— What to work on —
Transcribe the material in full, exactly as written.

— Source data —
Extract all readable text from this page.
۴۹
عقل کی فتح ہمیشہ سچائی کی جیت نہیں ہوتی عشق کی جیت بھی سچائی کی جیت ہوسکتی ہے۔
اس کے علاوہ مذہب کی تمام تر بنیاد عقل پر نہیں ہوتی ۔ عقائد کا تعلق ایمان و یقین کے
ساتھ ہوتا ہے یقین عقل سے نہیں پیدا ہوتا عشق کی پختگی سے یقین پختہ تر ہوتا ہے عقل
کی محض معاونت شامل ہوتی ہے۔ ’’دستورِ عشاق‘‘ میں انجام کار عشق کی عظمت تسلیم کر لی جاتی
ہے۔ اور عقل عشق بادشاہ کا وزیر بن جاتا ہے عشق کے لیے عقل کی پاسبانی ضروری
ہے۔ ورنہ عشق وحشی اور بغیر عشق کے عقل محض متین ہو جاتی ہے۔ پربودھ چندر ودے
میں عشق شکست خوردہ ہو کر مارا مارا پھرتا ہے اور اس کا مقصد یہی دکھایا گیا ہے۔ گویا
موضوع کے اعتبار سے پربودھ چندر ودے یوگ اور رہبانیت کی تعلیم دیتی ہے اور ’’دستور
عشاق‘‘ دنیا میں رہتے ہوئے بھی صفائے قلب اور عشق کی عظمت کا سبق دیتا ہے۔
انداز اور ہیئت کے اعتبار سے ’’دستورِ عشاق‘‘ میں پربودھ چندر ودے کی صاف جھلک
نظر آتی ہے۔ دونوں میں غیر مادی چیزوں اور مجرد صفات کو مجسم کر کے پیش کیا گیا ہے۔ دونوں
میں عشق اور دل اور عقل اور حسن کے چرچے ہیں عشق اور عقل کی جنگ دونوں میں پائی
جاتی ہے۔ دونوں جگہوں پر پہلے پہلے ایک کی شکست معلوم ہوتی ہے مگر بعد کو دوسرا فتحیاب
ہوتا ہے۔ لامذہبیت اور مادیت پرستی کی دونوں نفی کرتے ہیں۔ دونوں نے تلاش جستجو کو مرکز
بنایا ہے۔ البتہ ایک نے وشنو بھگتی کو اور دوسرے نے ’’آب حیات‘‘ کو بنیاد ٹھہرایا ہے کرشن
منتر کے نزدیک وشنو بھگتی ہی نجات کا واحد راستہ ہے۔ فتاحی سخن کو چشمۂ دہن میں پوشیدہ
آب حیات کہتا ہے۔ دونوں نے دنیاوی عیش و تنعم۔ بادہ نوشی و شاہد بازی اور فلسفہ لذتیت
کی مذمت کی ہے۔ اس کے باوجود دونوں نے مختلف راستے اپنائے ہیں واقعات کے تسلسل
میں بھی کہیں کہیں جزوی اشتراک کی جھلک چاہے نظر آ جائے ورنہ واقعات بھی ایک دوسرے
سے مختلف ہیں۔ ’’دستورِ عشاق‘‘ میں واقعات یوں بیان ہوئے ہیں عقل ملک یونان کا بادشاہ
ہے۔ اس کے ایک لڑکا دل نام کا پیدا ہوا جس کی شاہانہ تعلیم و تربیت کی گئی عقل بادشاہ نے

— The solution —
Extract all readable text from this page.
۴۹
عقل کی فتح ہمیشہ سچائی کی جیت نہیں ہوتی عشق کی جیت بھی سچائی کی جیت ہوسکتی ہے۔
اس کے علاوہ مذہب کی تمام تر بنیاد عقل پر نہیں ہوتی ۔ عقائد کا تعلق ایمان و یقین کے
ساتھ ہوتا ہے یقین عقل سے نہیں پیدا ہوتا عشق کی پختگی سے یقین پختہ تر ہوتا ہے عقل
کی محض معاونت شامل ہوتی ہے۔ ’’دستورِ عشاق‘‘ میں انجام کار عشق کی عظمت تسلیم کر لی جاتی
ہے۔ اور عقل عشق بادشاہ کا وزیر بن جاتا ہے عشق کے لیے عقل کی پاسبانی ضروری
ہے۔ ورنہ عشق وحشی اور بغیر عشق کے عقل محض متین ہو جاتی ہے۔ پربودھ چندر ودے
میں عشق شکست خوردہ ہو کر مارا مارا پھرتا ہے اور اس کا مقصد یہی دکھایا گیا ہے۔ گویا
موضوع کے اعتبار سے پربودھ چندر ودے یوگ اور رہبانیت کی تعلیم دیتی ہے اور ’’دستور
عشاق‘‘ دنیا میں رہتے ہوئے بھی صفائے قلب اور عشق کی عظمت کا سبق دیتا ہے۔
انداز اور ہیئت کے اعتبار سے ’’دستورِ عشاق‘‘ میں پربودھ چندر ودے کی صاف جھلک
نظر آتی ہے۔ دونوں میں غیر مادی چیزوں اور مجرد صفات کو مجسم کر کے پیش کیا گیا ہے۔ دونوں
میں عشق اور دل اور عقل اور حسن کے چرچے ہیں عشق اور عقل کی جنگ دونوں میں پائی
جاتی ہے۔ دونوں جگہوں پر پہلے پہلے ایک کی شکست معلوم ہوتی ہے مگر بعد کو دوسرا فتحیاب
ہوتا ہے۔ لامذہبیت اور مادیت پرستی کی دونوں نفی کرتے ہیں۔ دونوں نے تلاش جستجو کو مرکز
بنایا ہے۔ البتہ ایک نے وشنو بھگتی کو اور دوسرے نے ’’آب حیات‘‘ کو بنیاد ٹھہرایا ہے کرشن
منتر کے نزدیک وشنو بھگتی ہی نجات کا واحد راستہ ہے۔ فتاحی سخن کو چشمۂ دہن میں پوشیدہ
آب حیات کہتا ہے۔ دونوں نے دنیاوی عیش و تنعم۔ بادہ نوشی و شاہد بازی اور فلسفہ لذتیت
کی مذمت کی ہے۔ اس کے باوجود دونوں نے مختلف راستے اپنائے ہیں واقعات کے تسلسل
میں بھی کہیں کہیں جزوی اشتراک کی جھلک چاہے نظر آ جائے ورنہ واقعات بھی ایک دوسرے
سے مختلف ہیں۔ ’’دستورِ عشاق‘‘ میں واقعات یوں بیان ہوئے ہیں عقل ملک یونان کا بادشاہ
ہے۔ اس کے ایک لڑکا دل نام کا پیدا ہوا جس کی شاہانہ تعلیم و تربیت کی گئی عقل بادشاہ نے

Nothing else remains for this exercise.